## start
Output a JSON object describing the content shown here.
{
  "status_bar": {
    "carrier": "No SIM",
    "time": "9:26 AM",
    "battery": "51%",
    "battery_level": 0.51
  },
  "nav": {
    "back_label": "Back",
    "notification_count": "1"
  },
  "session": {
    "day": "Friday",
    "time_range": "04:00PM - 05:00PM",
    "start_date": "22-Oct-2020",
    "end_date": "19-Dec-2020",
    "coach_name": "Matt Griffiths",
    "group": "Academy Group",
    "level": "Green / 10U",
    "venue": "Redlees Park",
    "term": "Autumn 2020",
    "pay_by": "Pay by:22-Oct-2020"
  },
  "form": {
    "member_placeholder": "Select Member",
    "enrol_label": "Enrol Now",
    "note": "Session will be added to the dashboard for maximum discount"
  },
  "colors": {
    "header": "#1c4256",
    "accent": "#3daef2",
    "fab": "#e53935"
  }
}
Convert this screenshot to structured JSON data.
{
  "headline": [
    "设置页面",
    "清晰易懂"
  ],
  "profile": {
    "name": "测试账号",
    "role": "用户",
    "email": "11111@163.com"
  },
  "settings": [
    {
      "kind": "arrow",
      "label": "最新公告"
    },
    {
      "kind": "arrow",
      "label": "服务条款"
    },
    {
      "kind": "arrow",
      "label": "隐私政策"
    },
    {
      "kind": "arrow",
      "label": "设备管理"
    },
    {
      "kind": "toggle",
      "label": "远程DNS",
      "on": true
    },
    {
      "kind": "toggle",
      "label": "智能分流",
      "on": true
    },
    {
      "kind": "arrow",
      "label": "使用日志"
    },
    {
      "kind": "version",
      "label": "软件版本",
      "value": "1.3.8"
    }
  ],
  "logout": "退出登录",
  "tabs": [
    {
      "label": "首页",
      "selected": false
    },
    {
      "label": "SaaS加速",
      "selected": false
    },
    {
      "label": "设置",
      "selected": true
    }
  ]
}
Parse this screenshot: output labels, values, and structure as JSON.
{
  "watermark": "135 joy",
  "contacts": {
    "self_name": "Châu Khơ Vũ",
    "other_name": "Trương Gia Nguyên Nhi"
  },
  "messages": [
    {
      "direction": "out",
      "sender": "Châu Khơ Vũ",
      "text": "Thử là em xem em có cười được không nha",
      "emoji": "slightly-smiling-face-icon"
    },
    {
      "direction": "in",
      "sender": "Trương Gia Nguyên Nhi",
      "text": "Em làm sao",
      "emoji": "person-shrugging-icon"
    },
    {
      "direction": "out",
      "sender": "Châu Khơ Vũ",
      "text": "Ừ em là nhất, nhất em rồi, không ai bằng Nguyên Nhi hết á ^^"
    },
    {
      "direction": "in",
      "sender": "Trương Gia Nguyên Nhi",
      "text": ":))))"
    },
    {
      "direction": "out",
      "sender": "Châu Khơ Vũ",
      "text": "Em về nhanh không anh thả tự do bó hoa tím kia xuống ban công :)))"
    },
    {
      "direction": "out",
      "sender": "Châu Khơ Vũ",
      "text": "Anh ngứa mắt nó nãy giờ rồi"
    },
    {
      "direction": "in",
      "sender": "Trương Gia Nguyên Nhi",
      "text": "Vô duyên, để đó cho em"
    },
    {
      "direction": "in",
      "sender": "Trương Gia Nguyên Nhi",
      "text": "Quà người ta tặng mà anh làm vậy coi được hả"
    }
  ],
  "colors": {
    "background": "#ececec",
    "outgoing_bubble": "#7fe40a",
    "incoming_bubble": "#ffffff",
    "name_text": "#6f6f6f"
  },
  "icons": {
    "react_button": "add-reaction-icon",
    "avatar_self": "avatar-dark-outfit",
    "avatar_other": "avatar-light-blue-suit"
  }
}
## end
Which lines contain the word "được"? Copy each one.

      "text": "Thử là em xem em có cười được không nha",
      "text": "Quà người ta tặng mà anh làm vậy coi được hả"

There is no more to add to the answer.